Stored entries
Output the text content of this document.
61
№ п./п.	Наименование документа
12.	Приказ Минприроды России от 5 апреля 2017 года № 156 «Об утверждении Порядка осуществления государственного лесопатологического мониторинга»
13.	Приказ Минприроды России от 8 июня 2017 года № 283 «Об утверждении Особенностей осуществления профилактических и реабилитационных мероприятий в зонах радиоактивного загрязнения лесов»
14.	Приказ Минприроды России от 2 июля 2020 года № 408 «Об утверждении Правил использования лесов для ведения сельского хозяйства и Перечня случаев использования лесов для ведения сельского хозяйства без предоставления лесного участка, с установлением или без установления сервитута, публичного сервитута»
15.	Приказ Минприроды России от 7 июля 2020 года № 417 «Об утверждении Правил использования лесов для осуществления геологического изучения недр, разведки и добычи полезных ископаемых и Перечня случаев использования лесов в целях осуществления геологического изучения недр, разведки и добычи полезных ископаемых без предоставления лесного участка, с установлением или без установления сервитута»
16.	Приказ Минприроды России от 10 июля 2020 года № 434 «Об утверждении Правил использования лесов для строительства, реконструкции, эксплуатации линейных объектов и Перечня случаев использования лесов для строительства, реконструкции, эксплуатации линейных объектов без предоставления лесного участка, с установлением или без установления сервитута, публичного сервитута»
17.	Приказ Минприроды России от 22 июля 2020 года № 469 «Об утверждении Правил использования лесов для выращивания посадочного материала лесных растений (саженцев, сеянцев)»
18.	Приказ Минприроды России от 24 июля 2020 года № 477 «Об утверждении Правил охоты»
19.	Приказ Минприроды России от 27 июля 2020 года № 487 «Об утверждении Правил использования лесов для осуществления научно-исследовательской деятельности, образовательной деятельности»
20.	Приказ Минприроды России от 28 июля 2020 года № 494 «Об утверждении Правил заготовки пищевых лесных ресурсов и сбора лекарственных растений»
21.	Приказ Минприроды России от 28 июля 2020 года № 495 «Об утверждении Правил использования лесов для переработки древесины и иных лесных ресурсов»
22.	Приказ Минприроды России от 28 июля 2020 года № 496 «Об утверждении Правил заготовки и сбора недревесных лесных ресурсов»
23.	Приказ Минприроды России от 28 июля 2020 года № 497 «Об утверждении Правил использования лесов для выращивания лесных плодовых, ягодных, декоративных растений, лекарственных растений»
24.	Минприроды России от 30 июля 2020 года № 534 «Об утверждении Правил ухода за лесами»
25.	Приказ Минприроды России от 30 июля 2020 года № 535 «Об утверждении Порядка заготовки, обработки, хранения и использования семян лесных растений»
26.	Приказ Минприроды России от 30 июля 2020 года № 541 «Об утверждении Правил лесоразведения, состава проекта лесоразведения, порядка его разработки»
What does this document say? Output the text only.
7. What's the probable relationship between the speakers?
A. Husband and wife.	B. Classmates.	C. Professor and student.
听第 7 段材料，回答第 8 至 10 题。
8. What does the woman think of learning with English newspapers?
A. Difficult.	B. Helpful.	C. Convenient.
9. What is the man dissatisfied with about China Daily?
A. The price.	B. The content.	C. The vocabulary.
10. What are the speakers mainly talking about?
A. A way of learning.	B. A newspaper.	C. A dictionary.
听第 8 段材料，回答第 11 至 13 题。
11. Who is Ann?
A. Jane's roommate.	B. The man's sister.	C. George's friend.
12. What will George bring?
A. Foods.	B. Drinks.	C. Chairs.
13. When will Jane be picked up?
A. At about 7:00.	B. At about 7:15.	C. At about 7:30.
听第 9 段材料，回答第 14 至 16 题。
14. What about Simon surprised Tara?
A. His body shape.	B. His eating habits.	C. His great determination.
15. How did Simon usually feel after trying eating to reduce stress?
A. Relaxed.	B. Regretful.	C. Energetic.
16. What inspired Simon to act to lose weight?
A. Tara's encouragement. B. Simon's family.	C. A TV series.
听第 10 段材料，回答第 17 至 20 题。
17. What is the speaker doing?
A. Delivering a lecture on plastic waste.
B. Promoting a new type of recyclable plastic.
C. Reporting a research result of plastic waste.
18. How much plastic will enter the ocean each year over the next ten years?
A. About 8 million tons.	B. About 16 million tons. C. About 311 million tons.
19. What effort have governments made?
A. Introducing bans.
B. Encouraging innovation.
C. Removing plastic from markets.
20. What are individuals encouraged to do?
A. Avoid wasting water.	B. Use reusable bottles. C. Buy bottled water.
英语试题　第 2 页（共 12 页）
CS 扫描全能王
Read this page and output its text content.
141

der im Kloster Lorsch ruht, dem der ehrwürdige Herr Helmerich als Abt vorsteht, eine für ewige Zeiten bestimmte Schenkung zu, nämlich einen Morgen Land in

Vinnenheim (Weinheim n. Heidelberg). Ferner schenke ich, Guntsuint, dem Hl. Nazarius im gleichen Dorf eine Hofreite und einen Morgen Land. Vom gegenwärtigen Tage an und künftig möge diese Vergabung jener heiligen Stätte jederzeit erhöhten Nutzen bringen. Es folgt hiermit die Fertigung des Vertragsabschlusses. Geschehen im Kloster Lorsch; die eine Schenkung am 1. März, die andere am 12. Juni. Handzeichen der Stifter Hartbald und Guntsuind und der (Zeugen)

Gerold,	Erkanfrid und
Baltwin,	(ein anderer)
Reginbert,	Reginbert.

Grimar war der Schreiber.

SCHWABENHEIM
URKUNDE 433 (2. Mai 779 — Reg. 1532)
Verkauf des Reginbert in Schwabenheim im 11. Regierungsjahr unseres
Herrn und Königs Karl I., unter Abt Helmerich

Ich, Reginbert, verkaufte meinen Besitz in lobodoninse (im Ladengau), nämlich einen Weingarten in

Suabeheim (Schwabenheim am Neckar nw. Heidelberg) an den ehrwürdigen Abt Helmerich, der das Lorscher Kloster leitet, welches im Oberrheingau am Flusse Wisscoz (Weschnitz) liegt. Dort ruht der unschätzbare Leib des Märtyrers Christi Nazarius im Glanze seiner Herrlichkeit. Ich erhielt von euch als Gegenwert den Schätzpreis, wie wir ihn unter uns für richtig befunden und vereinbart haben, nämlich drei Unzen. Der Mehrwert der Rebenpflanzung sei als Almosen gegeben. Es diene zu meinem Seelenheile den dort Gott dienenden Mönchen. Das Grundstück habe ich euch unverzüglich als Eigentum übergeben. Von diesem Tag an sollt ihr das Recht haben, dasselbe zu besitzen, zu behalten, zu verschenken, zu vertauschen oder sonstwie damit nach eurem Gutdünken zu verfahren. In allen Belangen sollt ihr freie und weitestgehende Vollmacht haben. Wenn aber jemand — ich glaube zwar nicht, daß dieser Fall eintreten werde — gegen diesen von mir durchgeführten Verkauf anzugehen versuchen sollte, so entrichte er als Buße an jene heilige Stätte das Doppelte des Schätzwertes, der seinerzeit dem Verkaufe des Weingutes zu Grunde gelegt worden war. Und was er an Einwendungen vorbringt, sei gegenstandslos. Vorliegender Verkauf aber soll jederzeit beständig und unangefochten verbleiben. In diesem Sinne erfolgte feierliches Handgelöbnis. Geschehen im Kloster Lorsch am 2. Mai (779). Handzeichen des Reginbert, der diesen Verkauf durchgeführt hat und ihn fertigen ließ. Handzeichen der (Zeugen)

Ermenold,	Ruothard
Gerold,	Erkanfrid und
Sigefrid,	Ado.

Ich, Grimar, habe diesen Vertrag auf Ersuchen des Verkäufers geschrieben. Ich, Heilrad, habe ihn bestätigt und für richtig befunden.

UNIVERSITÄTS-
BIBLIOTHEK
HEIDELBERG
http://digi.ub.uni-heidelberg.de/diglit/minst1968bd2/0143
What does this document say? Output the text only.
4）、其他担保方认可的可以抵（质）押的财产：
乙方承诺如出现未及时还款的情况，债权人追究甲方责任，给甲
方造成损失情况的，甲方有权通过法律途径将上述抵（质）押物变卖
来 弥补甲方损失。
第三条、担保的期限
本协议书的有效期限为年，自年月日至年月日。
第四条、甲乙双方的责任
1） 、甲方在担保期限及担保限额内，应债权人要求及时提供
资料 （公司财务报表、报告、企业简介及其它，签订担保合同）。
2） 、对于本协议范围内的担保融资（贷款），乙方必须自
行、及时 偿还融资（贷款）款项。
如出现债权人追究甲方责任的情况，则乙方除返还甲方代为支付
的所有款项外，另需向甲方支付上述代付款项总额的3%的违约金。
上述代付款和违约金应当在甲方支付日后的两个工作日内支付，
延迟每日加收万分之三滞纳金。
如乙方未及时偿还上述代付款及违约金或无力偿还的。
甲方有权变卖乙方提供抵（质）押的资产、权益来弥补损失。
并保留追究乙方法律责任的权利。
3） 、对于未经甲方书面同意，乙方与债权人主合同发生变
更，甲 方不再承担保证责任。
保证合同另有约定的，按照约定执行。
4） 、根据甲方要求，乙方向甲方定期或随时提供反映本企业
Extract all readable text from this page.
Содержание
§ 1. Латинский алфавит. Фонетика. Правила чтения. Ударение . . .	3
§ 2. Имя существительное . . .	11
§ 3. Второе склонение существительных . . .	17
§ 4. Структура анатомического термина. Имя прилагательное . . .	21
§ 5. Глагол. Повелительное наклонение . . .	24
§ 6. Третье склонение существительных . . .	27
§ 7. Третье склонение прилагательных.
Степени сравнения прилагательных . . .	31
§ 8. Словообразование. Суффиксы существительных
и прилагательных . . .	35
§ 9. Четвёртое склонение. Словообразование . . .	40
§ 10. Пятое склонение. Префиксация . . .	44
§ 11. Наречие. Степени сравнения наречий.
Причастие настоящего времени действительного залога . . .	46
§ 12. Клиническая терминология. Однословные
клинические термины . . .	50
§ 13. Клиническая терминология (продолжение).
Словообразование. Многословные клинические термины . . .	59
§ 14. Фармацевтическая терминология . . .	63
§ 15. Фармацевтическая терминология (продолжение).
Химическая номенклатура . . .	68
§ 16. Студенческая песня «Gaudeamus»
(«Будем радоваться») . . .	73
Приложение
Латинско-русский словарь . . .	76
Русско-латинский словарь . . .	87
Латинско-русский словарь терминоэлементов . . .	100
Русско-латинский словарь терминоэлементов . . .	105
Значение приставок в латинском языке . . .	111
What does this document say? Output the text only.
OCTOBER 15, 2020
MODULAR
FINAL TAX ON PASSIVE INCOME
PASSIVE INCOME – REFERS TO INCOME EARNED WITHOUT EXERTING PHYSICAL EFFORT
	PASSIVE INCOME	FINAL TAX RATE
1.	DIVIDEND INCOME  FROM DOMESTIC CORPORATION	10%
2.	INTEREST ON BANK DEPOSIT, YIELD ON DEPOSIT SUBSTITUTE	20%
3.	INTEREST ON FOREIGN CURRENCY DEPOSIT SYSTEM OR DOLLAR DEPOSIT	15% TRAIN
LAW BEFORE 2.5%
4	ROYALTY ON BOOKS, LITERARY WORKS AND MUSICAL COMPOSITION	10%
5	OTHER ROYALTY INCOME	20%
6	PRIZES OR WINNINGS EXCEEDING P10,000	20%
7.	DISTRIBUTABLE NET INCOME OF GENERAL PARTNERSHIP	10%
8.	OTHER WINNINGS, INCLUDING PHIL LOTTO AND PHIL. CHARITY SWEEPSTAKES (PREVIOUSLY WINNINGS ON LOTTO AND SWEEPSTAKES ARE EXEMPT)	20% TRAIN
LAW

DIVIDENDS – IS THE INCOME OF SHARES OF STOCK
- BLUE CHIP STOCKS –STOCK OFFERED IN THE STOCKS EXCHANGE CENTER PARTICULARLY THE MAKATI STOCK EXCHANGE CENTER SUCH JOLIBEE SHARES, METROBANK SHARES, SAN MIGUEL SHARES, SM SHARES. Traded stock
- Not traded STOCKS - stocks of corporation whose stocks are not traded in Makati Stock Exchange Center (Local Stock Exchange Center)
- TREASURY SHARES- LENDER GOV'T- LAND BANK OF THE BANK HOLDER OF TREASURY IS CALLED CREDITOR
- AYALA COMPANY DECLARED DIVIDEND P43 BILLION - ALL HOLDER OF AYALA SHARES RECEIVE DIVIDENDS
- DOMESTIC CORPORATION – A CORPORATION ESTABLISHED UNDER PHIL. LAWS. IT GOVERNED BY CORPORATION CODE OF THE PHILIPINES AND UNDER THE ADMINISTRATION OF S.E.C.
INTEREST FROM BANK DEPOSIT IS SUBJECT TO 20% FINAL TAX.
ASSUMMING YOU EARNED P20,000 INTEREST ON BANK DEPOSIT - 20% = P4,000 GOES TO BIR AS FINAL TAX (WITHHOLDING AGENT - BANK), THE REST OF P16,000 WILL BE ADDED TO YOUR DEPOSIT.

▸ What is required: Select and copy each line from the data that includes the word "TRAIN".

▸ Solution for this problem:
3.	INTEREST ON FOREIGN CURRENCY DEPOSIT SYSTEM OR DOLLAR DEPOSIT	15% TRAIN
8.	OTHER WINNINGS, INCLUDING PHIL LOTTO AND PHIL. CHARITY SWEEPSTAKES (PREVIOUSLY WINNINGS ON LOTTO AND SWEEPSTAKES ARE EXEMPT)	20% TRAIN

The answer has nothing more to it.